Please recast the lines of the records below as a numbered list, from the line containing "Patent image size: (1084, 570)." through the line containing "The layer for", leaving out blank lines. Include both of those lines and no others.

Dataset entries
######

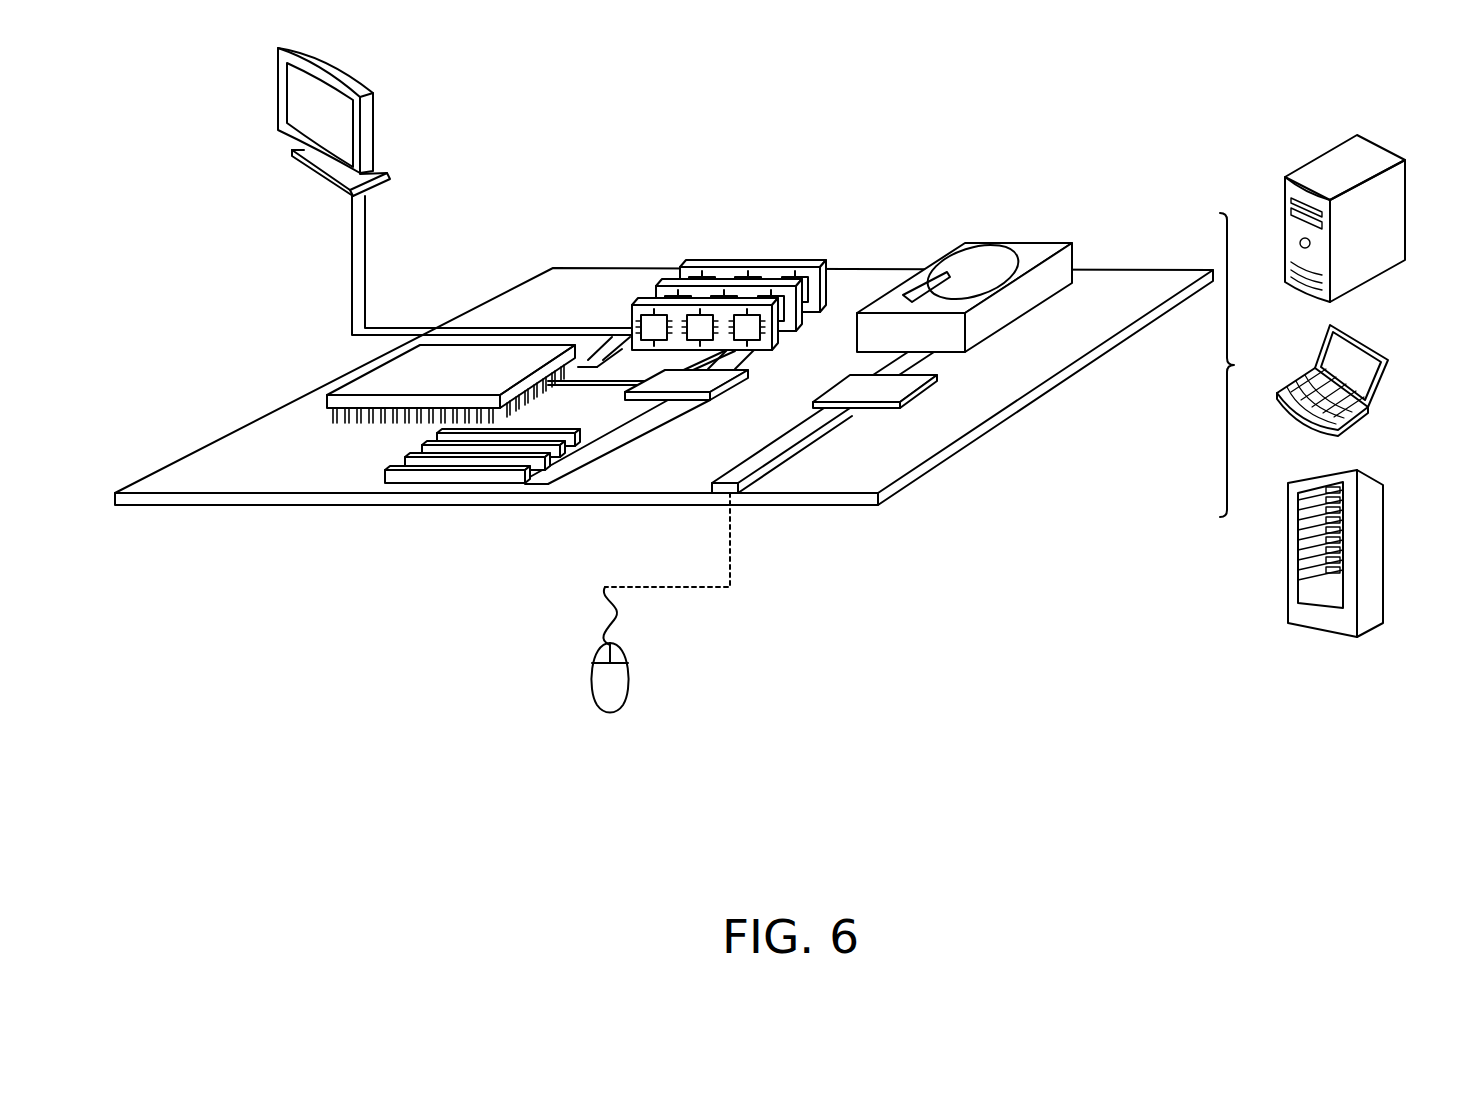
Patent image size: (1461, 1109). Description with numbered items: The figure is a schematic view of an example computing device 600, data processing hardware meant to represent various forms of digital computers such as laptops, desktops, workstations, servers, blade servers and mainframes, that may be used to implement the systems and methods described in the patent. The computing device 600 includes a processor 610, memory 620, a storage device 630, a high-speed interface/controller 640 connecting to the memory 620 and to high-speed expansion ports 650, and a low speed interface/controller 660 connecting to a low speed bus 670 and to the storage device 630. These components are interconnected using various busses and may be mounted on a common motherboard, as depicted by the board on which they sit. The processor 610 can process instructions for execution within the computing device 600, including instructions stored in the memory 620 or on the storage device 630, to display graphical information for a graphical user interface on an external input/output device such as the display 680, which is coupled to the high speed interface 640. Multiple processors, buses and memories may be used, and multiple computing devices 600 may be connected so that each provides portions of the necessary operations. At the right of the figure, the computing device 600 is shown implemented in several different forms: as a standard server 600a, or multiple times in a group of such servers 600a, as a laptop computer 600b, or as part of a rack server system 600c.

The computing device 600 is at (830, 118).
The standard server 600a is at (1313, 157).
The laptop computer 600b is at (1371, 341).
The rack server system 600c is at (1377, 533).
The processor 610 is at (326, 397).
The memory 620 is at (748, 261).
The storage device 630 is at (1013, 241).
The high-speed interface/controller 640 is at (693, 401).
The high-speed expansion ports 650 is at (388, 471).
The low speed interface/controller 660 is at (862, 381).
The low speed bus 670 is at (739, 494).
The display 680 is at (278, 98).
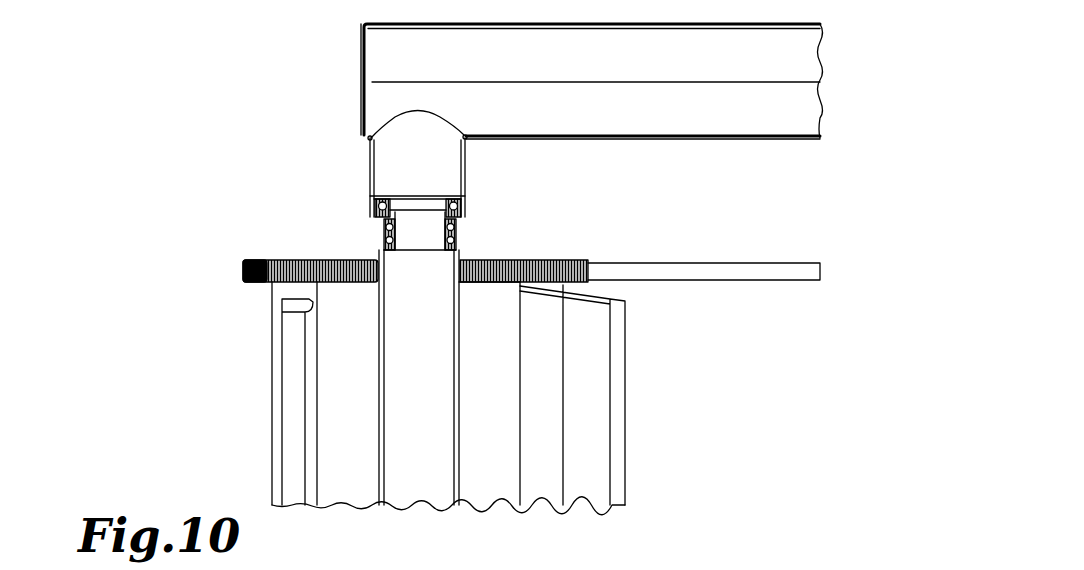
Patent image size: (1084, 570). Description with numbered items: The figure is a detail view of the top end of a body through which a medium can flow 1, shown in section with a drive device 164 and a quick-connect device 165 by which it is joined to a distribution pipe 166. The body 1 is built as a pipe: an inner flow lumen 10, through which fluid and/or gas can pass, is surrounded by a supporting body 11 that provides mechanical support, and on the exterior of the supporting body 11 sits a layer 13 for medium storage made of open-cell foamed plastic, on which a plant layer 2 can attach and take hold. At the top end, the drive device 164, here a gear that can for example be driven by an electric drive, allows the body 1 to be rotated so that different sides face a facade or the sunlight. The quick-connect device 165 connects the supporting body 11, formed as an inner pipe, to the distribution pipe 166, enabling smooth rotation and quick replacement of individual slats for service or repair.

The body through which a medium can flow 1 is at (128, 342).
The plant layer 2 is at (278, 443).
The inner flow lumen 10 is at (398, 398).
The supporting body 11 is at (385, 365).
The layer for medium storage 13 is at (332, 322).
The drive device 164 is at (243, 272).
The quick-connect device 165 is at (374, 227).
The distribution pipe 166 is at (378, 67).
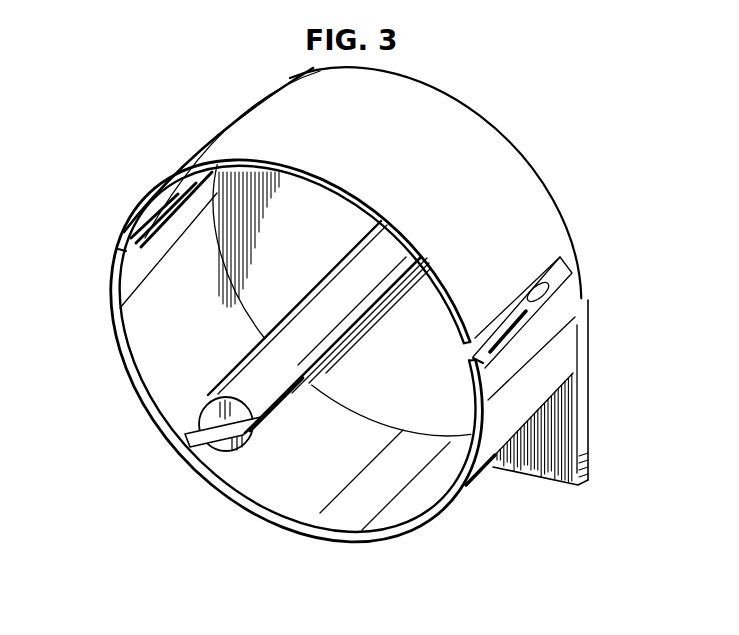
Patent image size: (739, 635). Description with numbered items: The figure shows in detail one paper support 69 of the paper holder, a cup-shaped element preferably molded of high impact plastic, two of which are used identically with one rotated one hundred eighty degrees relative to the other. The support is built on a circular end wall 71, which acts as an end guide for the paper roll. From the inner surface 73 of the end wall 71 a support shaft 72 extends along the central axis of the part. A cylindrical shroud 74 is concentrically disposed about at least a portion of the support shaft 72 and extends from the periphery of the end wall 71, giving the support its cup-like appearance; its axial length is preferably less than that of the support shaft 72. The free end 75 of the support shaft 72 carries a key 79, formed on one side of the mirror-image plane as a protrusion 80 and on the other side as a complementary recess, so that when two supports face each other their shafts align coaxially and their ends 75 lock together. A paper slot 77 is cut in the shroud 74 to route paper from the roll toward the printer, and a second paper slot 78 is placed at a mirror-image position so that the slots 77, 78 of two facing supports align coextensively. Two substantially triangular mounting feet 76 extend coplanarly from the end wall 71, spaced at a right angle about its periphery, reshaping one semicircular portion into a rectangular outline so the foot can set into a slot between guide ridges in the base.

The paper support 69 is at (553, 190).
The circular end wall 71 is at (470, 424).
The support shaft 72 is at (292, 406).
The inner surface 73 is at (263, 273).
The cylindrical shroud 74 is at (471, 116).
The end of the support shaft 75 is at (228, 460).
The mounting foot 76 is at (542, 460).
The paper slot 77 is at (532, 300).
The second paper slot 78 is at (120, 247).
The key 79 is at (231, 452).
The protrusion 80 is at (188, 426).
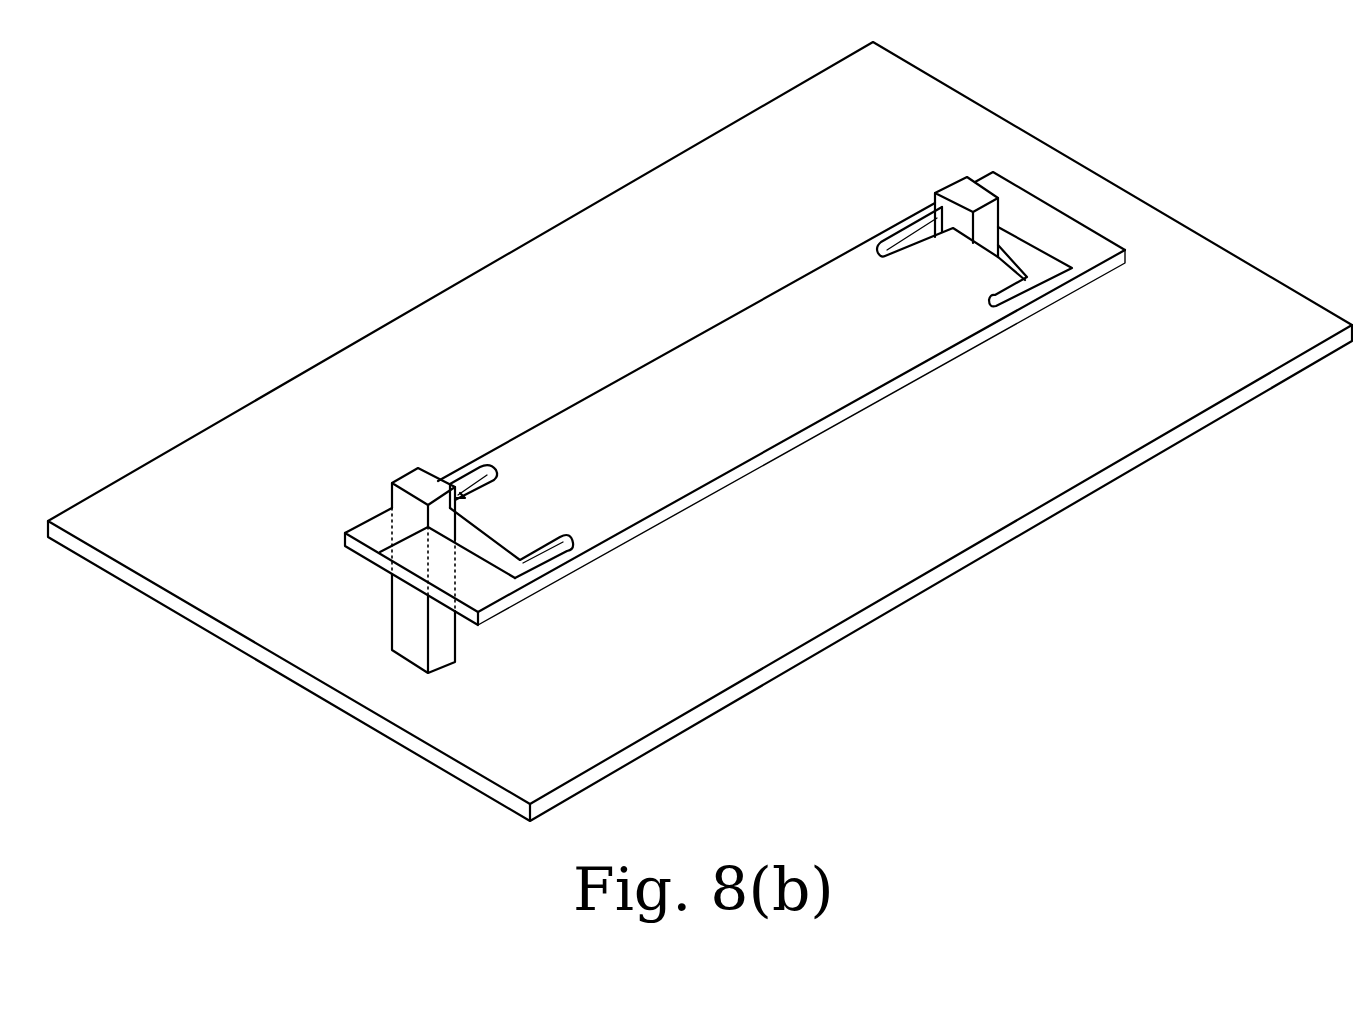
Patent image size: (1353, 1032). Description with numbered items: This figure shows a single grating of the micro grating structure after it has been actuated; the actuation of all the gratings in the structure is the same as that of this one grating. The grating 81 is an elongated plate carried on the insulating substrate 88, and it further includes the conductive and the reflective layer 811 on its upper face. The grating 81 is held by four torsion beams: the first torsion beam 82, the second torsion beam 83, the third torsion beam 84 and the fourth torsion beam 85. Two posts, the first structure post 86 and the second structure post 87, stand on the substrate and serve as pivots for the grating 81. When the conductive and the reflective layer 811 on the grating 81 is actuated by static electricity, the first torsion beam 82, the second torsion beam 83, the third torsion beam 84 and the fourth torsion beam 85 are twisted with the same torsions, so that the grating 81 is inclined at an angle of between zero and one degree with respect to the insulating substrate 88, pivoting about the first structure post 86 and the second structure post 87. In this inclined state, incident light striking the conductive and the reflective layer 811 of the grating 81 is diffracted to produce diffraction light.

The grating 81 is at (930, 370).
The conductive and reflective layer 811 is at (748, 410).
The first torsion beam 82 is at (623, 527).
The second torsion beam 83 is at (1047, 310).
The third torsion beam 84 is at (468, 462).
The fourth torsion beam 85 is at (866, 244).
The first structure post 86 is at (412, 483).
The second structure post 87 is at (963, 192).
The insulating substrate 88 is at (770, 610).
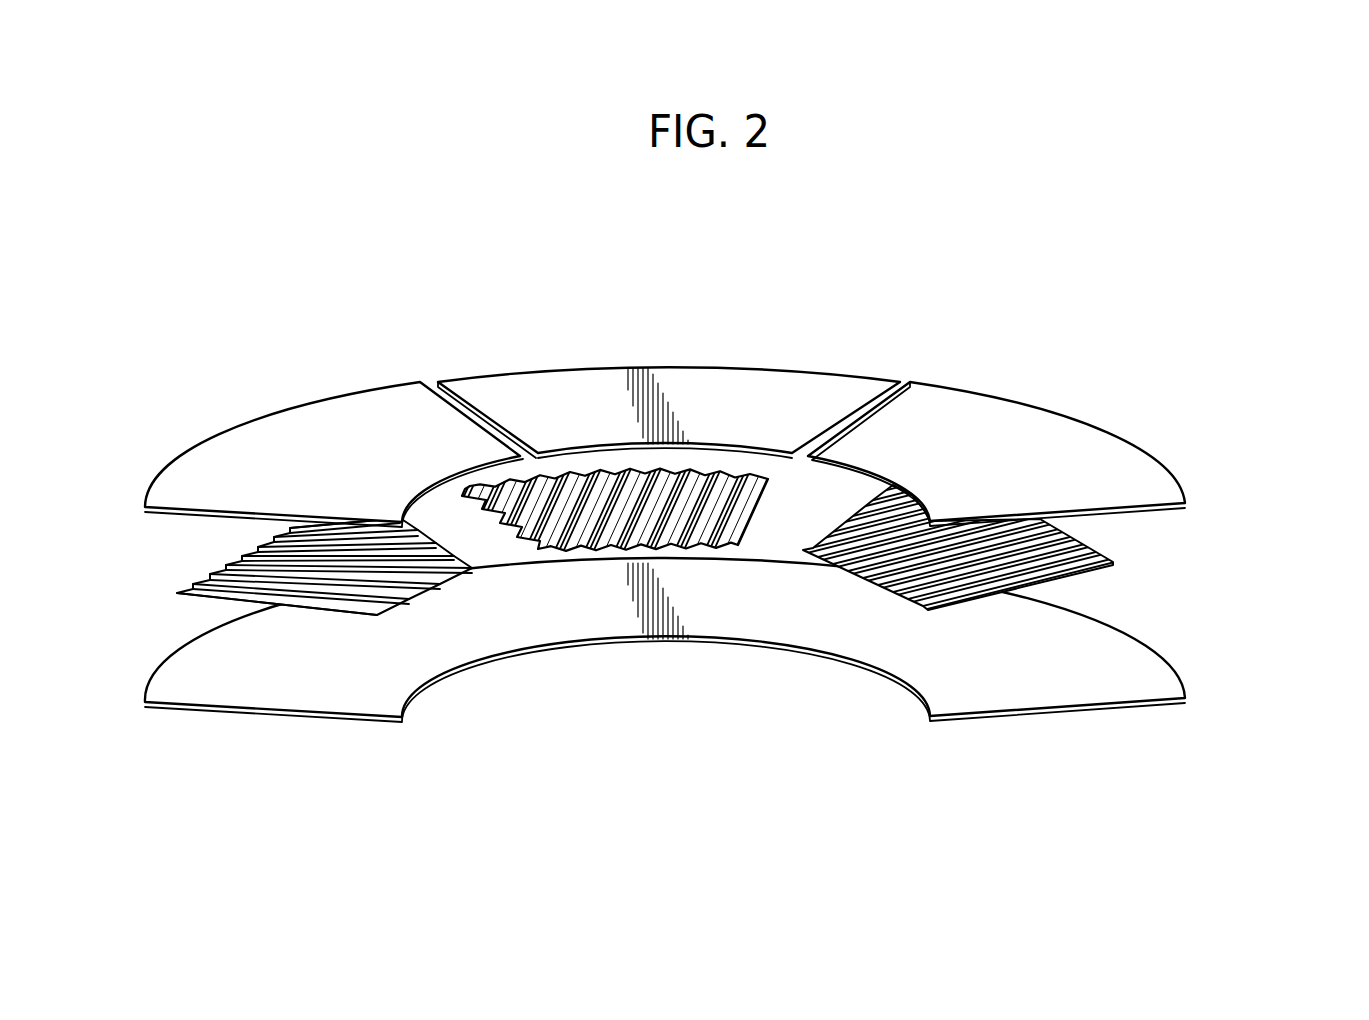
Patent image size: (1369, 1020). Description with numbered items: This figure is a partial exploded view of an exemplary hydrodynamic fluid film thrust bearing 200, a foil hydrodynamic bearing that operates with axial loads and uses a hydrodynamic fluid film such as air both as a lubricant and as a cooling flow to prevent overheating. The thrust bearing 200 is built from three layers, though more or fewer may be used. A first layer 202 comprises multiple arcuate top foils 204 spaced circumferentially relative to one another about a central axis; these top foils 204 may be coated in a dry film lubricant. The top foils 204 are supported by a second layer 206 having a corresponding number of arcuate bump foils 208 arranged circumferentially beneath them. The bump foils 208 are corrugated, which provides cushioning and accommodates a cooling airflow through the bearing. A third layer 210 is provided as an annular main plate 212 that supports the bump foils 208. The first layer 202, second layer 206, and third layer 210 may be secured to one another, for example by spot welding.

The thrust bearing 200 is at (178, 428).
The first layer 202 is at (742, 419).
The arcuate top foils 204 is at (331, 401).
The second layer 206 is at (1143, 554).
The arcuate bump foils 208 is at (208, 569).
The third layer 210 is at (1211, 681).
The annular main plate 212 is at (604, 648).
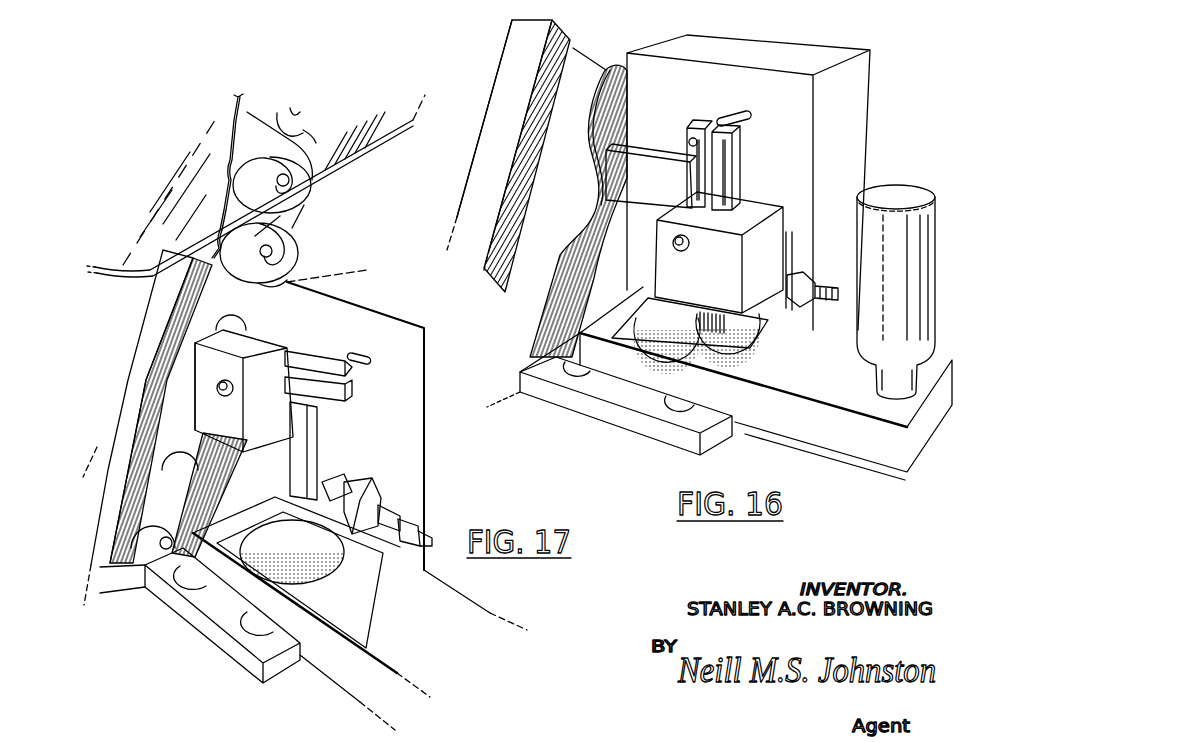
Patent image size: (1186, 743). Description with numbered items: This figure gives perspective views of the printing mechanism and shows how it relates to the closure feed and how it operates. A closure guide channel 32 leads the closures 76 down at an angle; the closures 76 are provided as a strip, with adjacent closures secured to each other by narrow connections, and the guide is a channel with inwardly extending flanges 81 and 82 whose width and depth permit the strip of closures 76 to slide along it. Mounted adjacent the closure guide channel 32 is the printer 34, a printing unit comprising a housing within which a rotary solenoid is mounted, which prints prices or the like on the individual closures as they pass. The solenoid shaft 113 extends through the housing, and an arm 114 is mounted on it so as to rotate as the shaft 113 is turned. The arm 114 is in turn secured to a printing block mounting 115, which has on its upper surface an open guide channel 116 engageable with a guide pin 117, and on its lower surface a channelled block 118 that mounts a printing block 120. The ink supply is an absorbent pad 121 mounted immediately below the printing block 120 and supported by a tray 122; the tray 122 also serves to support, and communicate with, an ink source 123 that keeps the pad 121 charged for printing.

######

## Complete output:
1. Patent image size: (1084, 570). Description with numbered items: The figure is a detail view of the top end of a body through which a medium can flow 1, shown in section with a drive device 164 and a quick-connect device 165 by which it is joined to a distribution pipe 166. The body 1 is built as a pipe: an inner flow lumen 10, through which fluid and/or gas can pass, is surrounded by a supporting body 11 that provides mechanical support, and on the exterior of the supporting body 11 sits a layer 13 for medium storage made of open-cell foamed plastic, on which a plant layer 2 can attach and take hold. At the top end, the drive device 164, here a gear that can for example be driven by an electric drive, allows the body 1 to be rotated so that different sides face a facade or the sunlight. The quick-connect device 165 connects the supporting body 11, formed as an inner pipe, to the distribution pipe 166, enabling smooth rotation and quick replacement of individual slats for service or repair.
2. The body through which a medium can flow 1 is at (128, 342).
3. The plant layer 2 is at (278, 443).
4. The inner flow lumen 10 is at (398, 398).
5. The supporting body 11 is at (385, 365).
6. The layer for medium storage 13 is at (332, 322).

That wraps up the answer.